Data items

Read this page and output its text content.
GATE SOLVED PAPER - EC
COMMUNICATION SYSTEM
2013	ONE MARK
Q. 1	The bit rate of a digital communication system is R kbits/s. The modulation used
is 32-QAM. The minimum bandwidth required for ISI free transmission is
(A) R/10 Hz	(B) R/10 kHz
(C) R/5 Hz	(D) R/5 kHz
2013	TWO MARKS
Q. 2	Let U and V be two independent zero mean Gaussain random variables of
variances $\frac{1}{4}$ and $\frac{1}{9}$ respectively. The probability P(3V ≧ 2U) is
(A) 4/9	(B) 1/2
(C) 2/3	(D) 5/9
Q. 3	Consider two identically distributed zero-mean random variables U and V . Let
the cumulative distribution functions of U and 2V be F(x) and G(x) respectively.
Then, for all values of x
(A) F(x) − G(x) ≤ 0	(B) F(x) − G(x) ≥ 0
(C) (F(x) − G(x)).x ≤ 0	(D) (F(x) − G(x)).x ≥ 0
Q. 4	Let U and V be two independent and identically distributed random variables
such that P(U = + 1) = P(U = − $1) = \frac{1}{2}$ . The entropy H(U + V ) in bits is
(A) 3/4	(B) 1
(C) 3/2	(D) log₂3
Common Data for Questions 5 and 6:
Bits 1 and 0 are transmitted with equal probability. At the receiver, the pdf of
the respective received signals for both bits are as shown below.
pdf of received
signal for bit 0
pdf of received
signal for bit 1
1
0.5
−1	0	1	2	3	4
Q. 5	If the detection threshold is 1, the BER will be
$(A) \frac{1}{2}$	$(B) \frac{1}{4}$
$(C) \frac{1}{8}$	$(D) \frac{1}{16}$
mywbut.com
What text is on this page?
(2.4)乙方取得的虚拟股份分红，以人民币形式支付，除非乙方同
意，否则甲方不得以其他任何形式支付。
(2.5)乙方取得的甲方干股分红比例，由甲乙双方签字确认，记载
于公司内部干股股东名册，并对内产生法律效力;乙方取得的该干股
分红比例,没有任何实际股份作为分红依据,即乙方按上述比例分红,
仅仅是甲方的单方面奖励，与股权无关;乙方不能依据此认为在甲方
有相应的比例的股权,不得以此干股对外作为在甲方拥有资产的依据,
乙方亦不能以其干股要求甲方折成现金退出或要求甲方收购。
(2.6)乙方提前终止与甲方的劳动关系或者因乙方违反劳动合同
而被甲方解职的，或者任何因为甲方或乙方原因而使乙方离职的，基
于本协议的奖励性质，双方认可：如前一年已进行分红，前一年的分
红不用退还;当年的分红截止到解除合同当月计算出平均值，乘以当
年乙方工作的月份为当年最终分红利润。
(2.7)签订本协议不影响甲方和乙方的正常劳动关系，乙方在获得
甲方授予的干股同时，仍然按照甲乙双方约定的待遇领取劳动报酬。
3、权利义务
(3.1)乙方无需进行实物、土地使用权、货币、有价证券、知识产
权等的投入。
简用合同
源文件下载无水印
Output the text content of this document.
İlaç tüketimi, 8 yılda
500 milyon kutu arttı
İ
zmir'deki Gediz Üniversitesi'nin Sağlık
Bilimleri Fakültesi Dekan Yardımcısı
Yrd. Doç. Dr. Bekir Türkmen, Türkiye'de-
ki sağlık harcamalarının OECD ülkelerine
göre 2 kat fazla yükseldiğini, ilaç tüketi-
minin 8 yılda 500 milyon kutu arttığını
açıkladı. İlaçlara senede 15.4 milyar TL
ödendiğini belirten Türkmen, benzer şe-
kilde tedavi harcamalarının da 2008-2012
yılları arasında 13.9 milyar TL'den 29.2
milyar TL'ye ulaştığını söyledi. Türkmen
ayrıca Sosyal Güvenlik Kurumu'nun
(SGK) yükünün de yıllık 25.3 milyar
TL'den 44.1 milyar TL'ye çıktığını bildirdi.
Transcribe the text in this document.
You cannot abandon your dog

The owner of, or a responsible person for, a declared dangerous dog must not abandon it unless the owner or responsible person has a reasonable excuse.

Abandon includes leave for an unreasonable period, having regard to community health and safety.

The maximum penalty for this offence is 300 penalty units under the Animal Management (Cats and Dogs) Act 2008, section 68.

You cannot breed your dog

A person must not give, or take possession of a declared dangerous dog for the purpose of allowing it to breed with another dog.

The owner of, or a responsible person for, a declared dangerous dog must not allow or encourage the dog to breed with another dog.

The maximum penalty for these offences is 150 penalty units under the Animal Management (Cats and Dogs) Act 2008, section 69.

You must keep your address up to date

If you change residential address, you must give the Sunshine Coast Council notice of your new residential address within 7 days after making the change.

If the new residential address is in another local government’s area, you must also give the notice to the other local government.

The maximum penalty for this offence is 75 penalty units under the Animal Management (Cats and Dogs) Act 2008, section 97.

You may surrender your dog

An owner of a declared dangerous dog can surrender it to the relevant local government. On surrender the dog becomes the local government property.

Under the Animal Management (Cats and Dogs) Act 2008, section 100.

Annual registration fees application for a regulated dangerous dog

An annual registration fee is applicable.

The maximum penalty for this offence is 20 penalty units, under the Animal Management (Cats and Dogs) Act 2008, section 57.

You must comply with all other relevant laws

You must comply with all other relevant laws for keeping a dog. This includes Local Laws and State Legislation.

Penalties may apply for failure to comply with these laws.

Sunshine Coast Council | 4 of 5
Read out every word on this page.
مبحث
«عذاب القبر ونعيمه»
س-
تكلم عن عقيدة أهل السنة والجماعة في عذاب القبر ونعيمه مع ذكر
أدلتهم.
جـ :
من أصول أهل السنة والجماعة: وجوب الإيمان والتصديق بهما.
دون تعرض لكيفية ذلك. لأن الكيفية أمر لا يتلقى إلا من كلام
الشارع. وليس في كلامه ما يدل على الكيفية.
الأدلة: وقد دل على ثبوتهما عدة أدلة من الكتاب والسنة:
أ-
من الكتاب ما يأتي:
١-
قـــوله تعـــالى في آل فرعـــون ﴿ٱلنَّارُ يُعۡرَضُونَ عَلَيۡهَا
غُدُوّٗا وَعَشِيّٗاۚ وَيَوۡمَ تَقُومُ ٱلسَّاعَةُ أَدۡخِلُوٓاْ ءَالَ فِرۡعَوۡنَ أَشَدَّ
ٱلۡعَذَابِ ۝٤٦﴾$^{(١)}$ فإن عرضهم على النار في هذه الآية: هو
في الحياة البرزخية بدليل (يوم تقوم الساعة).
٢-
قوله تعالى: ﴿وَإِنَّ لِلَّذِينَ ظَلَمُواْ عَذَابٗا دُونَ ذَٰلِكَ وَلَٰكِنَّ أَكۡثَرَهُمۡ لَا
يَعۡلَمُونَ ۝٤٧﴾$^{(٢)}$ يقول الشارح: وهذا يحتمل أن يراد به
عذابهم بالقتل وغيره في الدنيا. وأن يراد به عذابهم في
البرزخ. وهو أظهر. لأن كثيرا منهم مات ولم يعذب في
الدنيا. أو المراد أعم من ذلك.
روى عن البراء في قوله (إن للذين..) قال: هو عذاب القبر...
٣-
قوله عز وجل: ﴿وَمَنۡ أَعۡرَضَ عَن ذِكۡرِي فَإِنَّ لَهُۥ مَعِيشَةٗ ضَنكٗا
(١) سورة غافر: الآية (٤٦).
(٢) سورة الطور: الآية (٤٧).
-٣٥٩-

## [Exercise goal]
Which lines hold the string "القبر"? List them all.

## [Result of this exercise]
«عذاب القبر ونعيمه»
تكلم عن عقيدة أهل السنة والجماعة في عذاب القبر ونعيمه مع ذكر
روى عن البراء في قوله (إن للذين..) قال: هو عذاب القبر...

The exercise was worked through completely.